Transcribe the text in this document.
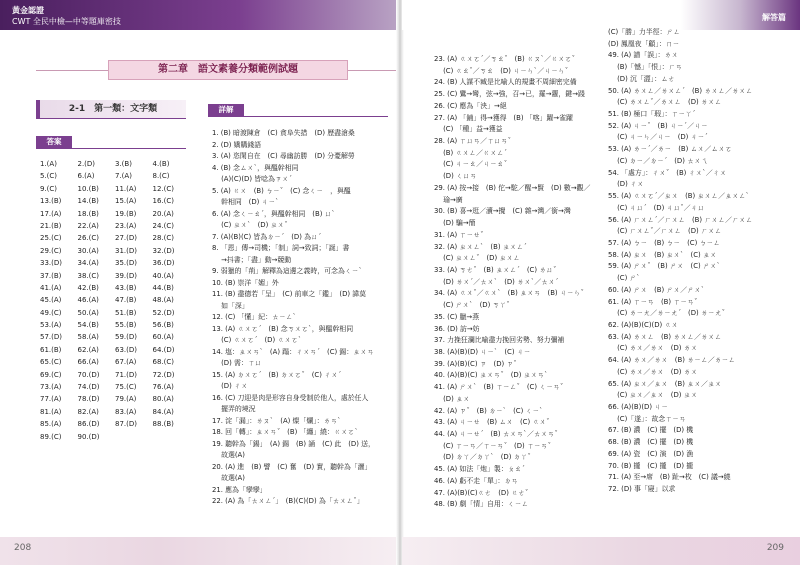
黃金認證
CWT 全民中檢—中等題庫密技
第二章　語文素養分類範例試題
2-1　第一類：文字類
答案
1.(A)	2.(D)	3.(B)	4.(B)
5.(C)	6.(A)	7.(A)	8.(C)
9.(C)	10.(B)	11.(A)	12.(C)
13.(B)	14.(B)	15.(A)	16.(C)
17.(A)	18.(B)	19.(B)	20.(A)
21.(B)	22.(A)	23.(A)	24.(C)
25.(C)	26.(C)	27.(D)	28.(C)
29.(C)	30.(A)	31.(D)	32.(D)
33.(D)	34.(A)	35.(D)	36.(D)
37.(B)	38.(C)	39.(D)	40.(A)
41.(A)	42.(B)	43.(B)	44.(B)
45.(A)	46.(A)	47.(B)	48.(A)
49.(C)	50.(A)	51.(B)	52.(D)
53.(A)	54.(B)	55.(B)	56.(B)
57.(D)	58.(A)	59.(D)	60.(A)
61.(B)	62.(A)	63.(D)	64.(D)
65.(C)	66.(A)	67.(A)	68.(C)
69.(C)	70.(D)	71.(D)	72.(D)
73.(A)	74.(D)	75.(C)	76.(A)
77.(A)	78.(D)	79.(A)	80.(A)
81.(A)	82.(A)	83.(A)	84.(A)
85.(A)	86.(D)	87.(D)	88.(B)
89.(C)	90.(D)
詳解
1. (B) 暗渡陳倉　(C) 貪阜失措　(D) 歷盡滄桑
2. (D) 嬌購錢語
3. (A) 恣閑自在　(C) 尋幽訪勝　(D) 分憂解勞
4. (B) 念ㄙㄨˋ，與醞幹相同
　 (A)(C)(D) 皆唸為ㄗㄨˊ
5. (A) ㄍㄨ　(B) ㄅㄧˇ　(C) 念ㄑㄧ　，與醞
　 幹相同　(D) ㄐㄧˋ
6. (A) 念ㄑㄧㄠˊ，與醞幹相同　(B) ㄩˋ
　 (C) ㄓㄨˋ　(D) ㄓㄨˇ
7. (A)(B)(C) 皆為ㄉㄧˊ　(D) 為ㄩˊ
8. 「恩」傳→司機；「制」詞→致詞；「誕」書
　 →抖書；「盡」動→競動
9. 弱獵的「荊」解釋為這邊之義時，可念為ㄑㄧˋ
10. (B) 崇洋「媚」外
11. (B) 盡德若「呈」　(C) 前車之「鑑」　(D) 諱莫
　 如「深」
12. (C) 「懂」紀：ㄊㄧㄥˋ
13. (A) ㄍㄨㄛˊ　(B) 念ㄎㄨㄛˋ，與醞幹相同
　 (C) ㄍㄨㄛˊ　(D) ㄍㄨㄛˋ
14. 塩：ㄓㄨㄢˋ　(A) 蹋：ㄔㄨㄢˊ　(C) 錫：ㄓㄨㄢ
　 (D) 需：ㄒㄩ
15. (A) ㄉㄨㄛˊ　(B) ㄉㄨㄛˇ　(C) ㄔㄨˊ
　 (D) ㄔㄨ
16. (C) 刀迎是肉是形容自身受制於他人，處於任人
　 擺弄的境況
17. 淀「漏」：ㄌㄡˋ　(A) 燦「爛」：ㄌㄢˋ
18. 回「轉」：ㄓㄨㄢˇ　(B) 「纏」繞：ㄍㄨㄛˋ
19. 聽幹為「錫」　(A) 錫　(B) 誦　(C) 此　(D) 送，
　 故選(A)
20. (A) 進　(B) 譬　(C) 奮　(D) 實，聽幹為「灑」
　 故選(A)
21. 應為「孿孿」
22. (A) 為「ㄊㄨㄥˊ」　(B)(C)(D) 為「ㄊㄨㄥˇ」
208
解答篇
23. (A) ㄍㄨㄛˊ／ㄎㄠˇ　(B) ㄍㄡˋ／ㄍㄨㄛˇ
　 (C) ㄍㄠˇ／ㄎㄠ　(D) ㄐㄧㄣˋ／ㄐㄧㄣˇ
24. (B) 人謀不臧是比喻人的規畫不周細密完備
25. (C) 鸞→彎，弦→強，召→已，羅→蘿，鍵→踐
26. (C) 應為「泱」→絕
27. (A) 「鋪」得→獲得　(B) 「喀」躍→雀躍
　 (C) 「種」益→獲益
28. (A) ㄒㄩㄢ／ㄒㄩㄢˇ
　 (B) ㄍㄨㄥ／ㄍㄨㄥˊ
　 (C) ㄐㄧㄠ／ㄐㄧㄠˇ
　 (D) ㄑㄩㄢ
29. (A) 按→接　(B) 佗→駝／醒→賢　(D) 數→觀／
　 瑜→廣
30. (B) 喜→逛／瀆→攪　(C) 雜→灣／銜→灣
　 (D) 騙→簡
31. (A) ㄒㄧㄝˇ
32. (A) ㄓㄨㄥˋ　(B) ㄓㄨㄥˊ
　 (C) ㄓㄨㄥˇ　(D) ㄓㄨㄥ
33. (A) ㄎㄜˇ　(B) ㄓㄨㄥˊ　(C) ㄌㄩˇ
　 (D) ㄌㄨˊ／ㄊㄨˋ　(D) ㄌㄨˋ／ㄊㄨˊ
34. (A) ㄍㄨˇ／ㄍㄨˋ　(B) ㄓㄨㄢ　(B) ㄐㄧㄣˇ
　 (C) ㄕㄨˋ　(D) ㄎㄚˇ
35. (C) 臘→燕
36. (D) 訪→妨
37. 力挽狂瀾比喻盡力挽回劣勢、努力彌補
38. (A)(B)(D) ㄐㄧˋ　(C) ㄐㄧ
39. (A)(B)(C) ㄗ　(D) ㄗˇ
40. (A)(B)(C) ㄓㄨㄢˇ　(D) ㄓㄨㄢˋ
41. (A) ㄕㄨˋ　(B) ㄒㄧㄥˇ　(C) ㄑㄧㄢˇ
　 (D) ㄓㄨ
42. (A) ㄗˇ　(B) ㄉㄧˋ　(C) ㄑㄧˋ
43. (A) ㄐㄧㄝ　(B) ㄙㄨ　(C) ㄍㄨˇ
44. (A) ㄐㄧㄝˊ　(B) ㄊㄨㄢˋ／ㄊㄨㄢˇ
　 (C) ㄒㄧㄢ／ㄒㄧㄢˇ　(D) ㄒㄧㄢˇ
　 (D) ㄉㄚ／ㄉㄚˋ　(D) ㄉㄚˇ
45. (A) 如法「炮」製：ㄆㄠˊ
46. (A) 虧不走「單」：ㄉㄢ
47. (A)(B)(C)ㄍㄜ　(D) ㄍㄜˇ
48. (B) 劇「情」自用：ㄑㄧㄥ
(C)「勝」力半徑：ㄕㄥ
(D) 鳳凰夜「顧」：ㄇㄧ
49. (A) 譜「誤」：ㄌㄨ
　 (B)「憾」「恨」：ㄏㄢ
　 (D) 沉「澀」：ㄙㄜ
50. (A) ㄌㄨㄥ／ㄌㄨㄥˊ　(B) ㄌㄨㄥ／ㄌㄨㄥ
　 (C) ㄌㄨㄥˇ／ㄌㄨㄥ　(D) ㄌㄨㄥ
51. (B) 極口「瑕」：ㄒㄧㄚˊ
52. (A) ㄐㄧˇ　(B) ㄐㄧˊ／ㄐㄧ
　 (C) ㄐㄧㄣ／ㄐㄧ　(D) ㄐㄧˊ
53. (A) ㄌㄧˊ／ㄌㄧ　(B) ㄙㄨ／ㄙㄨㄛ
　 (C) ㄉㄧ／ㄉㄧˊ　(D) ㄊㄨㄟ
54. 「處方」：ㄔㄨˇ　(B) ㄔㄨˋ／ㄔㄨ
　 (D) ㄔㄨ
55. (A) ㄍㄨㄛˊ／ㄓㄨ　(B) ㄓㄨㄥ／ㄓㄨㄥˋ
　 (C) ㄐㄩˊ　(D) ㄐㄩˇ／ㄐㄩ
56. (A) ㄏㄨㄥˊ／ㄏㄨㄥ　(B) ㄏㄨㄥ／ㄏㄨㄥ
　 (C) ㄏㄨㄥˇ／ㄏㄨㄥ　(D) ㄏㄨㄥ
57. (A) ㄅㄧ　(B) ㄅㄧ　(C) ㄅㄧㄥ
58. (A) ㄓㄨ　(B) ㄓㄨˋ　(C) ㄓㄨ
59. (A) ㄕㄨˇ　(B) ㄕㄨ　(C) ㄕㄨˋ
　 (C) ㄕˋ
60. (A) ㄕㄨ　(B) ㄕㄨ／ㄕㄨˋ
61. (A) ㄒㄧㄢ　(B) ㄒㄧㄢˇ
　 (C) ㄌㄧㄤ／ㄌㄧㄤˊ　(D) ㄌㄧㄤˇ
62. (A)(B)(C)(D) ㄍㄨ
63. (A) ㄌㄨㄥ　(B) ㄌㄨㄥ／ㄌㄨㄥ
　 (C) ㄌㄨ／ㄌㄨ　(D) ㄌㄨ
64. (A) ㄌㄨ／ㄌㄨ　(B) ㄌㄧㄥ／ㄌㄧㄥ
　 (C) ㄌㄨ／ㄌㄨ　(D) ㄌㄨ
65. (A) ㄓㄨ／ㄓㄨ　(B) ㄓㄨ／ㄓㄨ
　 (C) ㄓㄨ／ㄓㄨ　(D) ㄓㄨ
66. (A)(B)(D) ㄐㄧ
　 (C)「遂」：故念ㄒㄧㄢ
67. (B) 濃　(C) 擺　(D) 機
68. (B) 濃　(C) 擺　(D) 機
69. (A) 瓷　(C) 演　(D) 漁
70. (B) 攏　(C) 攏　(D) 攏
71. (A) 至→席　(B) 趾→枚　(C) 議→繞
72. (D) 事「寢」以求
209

************

=== What needs to be done ===
Gather up every line from the listing above in which the word "ㄍㄨㄛˊ" occurs.

=== Complete response ===
13. (A) ㄍㄨㄛˊ　(B) 念ㄎㄨㄛˋ，與醞幹相同
　 (C) ㄍㄨㄛˊ　(D) ㄍㄨㄛˋ
23. (A) ㄍㄨㄛˊ／ㄎㄠˇ　(B) ㄍㄡˋ／ㄍㄨㄛˇ
55. (A) ㄍㄨㄛˊ／ㄓㄨ　(B) ㄓㄨㄥ／ㄓㄨㄥˋ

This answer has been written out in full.